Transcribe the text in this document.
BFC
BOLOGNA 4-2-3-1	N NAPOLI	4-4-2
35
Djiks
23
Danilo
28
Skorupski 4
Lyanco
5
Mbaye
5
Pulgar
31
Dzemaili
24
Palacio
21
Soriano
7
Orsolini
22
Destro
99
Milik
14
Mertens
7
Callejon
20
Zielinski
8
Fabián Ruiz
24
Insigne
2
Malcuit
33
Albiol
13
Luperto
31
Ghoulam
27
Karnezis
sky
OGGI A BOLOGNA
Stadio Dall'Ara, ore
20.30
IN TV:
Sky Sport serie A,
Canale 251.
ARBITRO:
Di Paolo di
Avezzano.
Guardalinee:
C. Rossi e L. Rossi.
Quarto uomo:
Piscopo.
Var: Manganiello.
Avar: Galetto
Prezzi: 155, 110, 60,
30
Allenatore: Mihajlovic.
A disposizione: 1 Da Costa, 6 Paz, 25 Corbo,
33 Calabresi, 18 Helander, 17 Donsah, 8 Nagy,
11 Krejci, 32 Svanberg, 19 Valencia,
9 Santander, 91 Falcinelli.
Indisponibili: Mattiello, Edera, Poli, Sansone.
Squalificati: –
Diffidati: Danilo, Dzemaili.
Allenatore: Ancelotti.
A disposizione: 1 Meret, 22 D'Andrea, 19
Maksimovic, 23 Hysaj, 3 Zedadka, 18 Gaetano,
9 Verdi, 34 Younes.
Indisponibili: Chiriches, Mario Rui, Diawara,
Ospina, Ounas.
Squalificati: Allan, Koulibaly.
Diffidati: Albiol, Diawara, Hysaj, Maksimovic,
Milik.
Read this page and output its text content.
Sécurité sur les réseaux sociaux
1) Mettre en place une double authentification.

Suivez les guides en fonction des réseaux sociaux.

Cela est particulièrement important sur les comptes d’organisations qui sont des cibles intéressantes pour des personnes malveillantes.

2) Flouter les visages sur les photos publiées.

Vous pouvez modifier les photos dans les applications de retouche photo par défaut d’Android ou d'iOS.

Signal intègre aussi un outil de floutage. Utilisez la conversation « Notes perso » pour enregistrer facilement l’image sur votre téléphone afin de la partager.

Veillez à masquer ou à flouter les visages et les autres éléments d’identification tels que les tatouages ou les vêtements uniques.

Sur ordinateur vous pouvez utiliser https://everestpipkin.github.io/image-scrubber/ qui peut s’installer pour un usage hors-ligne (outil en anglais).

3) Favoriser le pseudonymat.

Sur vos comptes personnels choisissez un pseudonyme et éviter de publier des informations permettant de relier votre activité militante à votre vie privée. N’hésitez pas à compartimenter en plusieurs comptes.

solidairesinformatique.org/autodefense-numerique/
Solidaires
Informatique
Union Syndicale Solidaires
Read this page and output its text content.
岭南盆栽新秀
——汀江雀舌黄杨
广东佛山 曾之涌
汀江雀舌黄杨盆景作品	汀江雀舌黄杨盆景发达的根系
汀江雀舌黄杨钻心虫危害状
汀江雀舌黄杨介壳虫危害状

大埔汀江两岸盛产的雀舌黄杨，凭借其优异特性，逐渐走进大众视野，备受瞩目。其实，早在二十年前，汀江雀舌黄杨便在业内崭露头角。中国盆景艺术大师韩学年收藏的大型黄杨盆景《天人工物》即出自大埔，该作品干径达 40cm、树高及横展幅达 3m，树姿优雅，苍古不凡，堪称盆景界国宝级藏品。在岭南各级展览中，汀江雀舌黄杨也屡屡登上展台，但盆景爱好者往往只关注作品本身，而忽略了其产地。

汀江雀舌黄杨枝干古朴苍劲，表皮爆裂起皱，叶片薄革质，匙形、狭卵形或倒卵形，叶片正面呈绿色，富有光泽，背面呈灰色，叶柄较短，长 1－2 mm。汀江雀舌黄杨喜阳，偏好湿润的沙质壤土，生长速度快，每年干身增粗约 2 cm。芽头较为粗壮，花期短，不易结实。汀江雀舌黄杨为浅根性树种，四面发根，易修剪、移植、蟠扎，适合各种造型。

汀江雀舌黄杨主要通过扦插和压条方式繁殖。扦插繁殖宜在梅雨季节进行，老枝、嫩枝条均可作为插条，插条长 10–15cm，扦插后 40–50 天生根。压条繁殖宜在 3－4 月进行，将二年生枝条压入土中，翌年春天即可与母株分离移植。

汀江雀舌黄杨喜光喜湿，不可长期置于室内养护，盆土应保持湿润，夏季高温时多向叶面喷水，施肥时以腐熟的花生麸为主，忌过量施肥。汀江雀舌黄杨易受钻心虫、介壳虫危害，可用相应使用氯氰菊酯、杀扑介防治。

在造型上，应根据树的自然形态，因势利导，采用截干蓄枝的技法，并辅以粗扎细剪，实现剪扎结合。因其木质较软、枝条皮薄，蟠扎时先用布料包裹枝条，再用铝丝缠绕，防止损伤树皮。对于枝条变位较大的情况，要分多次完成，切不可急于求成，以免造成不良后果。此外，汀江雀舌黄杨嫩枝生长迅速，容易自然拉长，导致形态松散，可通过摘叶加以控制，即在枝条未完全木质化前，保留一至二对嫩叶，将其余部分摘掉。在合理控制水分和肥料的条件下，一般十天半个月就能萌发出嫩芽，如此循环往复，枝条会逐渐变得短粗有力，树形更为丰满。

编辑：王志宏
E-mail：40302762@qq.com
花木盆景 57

--

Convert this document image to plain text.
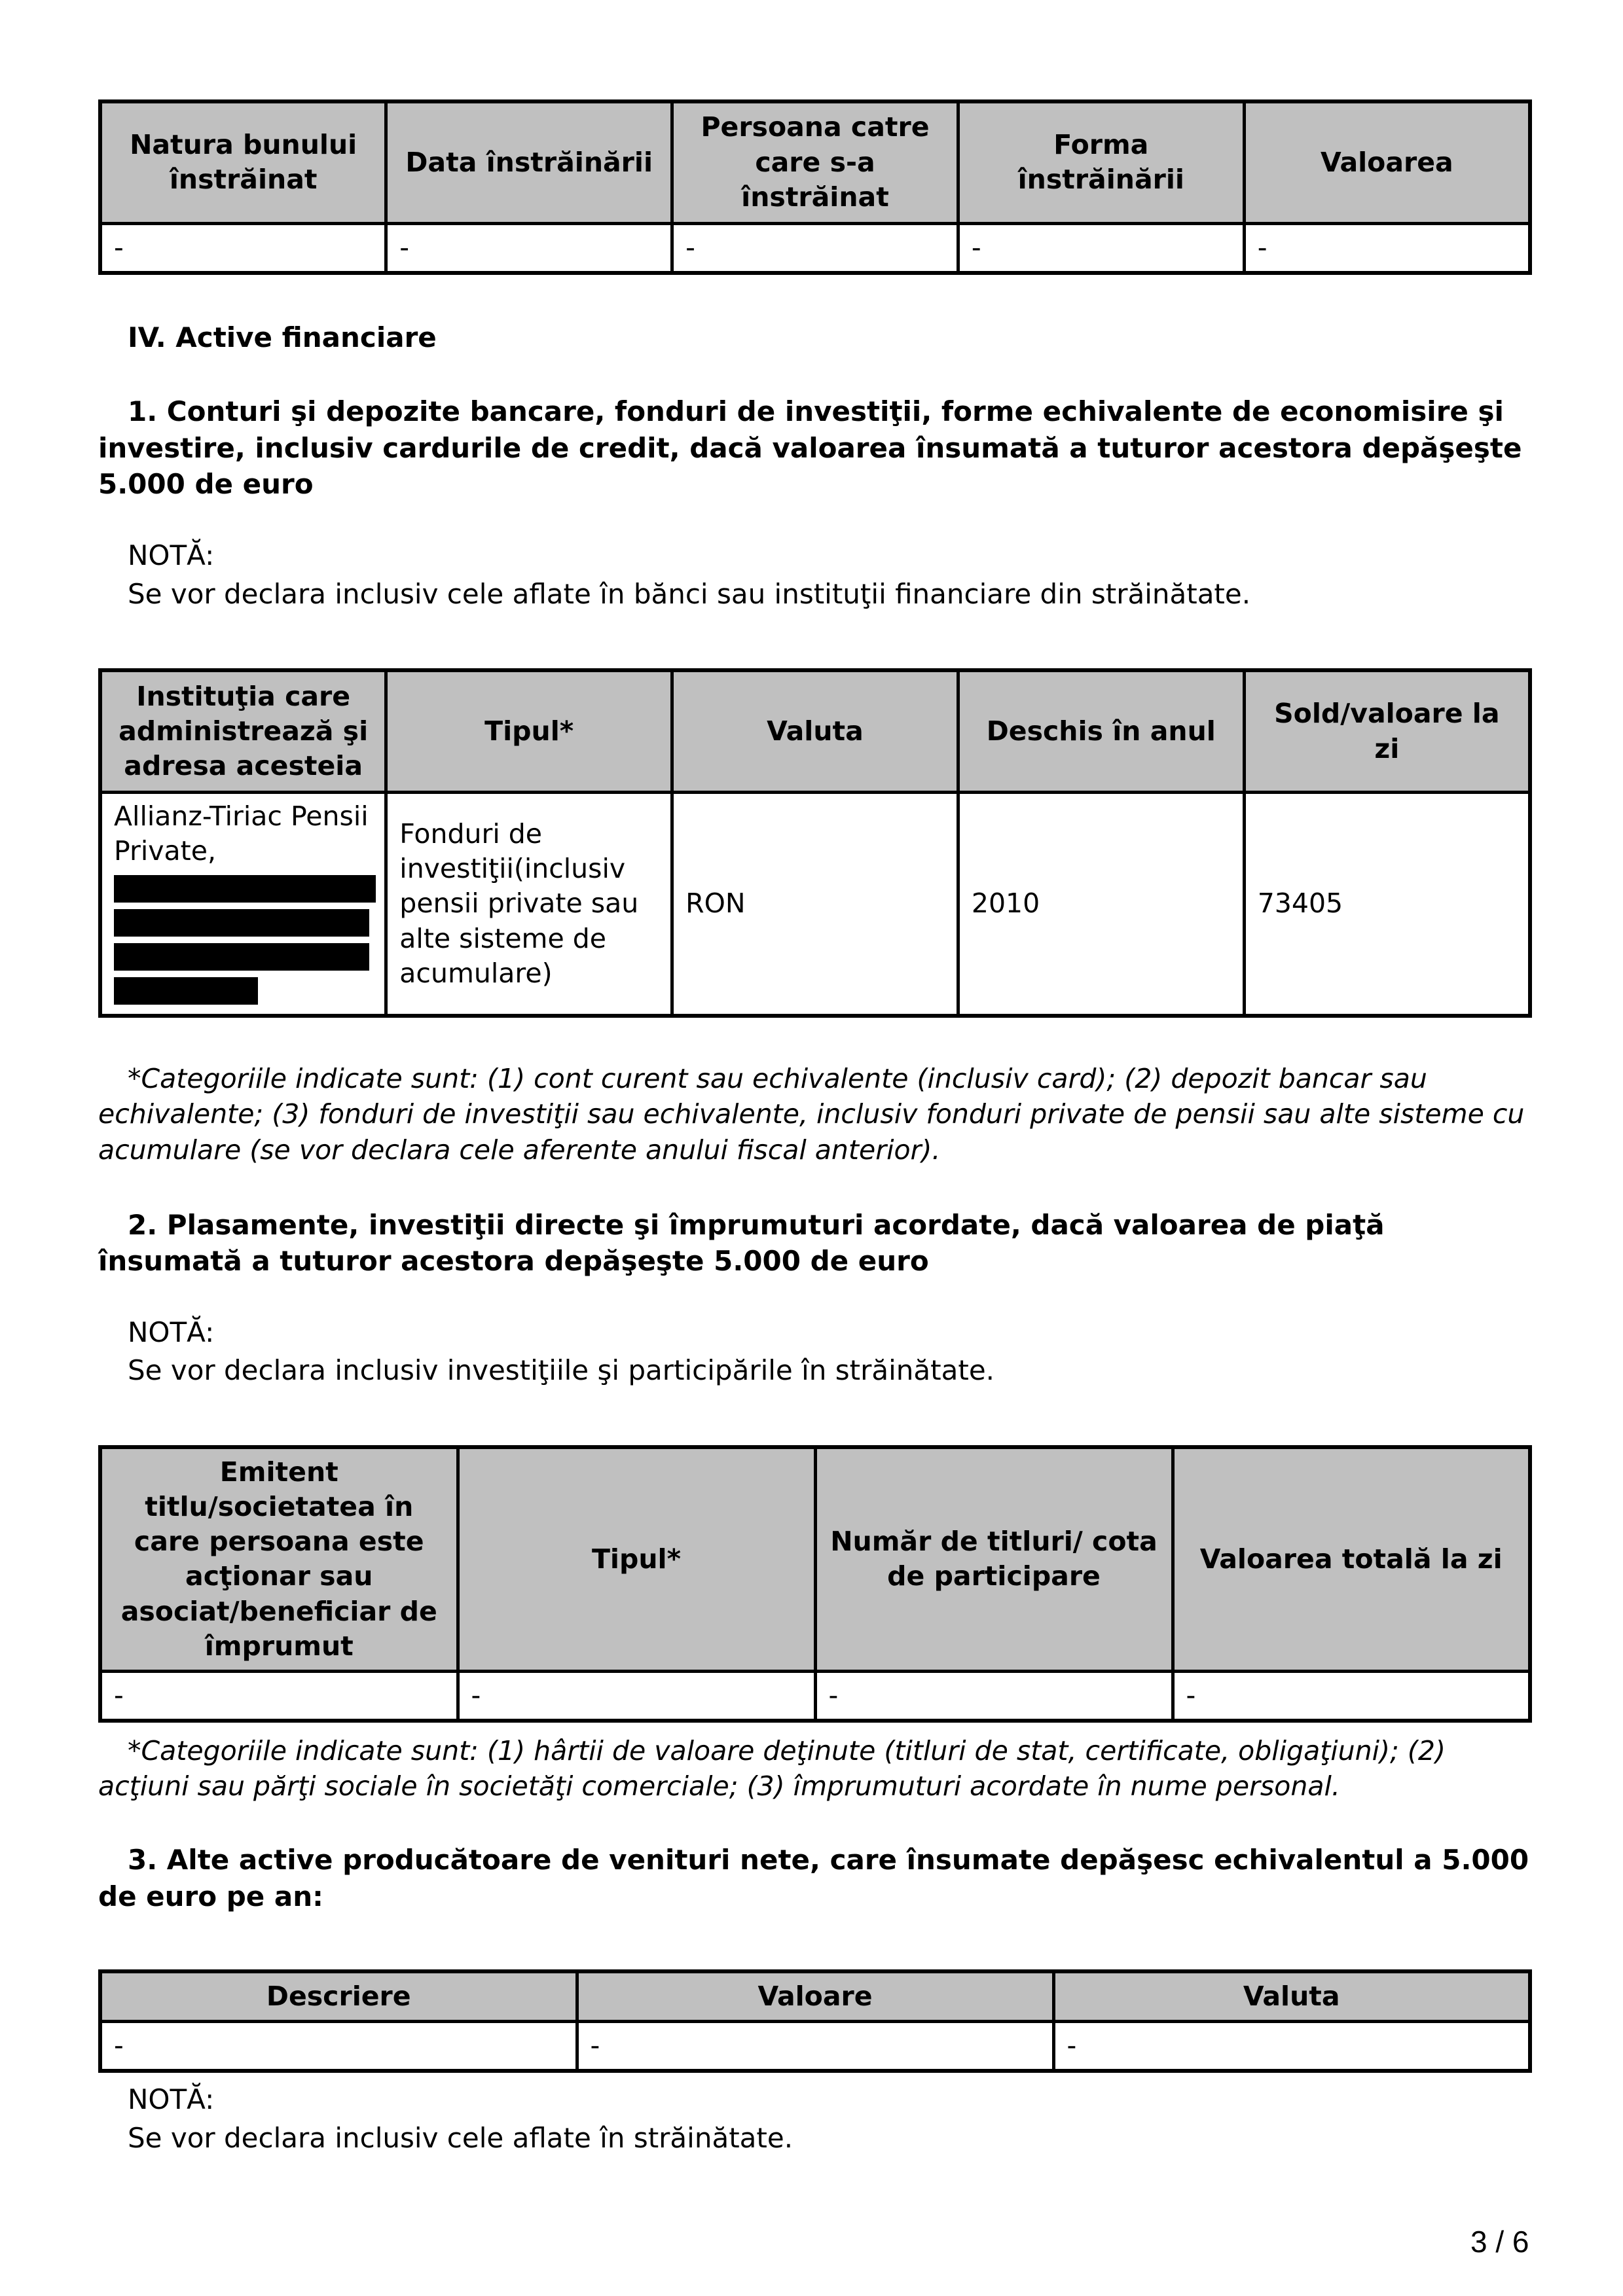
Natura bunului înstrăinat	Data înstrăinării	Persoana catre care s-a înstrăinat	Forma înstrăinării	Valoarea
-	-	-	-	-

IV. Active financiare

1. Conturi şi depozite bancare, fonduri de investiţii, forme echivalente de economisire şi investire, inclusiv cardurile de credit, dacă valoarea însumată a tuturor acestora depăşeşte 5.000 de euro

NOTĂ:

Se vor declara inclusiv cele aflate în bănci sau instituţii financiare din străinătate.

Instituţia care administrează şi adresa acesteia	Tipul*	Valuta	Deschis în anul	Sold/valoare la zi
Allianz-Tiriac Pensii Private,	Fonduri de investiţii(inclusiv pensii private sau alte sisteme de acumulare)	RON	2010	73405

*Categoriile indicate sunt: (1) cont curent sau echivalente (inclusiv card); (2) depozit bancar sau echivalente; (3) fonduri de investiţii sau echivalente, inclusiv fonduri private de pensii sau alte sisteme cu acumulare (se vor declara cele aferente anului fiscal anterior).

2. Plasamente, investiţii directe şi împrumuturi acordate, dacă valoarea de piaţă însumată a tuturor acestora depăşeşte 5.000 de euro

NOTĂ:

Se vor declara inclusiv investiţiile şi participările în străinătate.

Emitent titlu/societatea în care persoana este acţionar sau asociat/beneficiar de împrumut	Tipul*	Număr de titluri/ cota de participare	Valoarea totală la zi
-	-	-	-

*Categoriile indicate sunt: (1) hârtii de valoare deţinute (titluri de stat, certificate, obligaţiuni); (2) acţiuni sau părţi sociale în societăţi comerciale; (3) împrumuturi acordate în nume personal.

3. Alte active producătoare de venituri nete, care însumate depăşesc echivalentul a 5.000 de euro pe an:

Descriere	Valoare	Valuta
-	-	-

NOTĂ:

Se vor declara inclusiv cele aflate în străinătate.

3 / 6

* * *

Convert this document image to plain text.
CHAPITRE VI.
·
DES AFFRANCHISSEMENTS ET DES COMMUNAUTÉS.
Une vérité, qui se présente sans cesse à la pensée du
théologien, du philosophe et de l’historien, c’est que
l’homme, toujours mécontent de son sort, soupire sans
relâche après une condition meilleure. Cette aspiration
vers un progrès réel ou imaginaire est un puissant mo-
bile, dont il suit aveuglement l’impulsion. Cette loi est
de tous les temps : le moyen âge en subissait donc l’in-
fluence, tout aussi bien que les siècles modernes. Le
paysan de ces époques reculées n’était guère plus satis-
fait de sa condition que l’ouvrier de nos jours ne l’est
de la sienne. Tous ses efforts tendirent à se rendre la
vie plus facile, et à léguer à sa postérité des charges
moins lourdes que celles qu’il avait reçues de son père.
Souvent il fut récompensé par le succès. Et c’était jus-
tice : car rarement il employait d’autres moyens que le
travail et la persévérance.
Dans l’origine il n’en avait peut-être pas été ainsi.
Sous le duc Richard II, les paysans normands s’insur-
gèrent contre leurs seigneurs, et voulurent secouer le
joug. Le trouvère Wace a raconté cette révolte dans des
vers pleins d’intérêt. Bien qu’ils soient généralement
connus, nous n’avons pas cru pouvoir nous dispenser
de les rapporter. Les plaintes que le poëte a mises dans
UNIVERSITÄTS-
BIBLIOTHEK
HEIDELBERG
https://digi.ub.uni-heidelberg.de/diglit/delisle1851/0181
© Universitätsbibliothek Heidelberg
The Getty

Task to complete:
Show the lines of the records that contain the word "Allenatore".

Result:
Allenatore: Mihajlovic.
Allenatore: Ancelotti.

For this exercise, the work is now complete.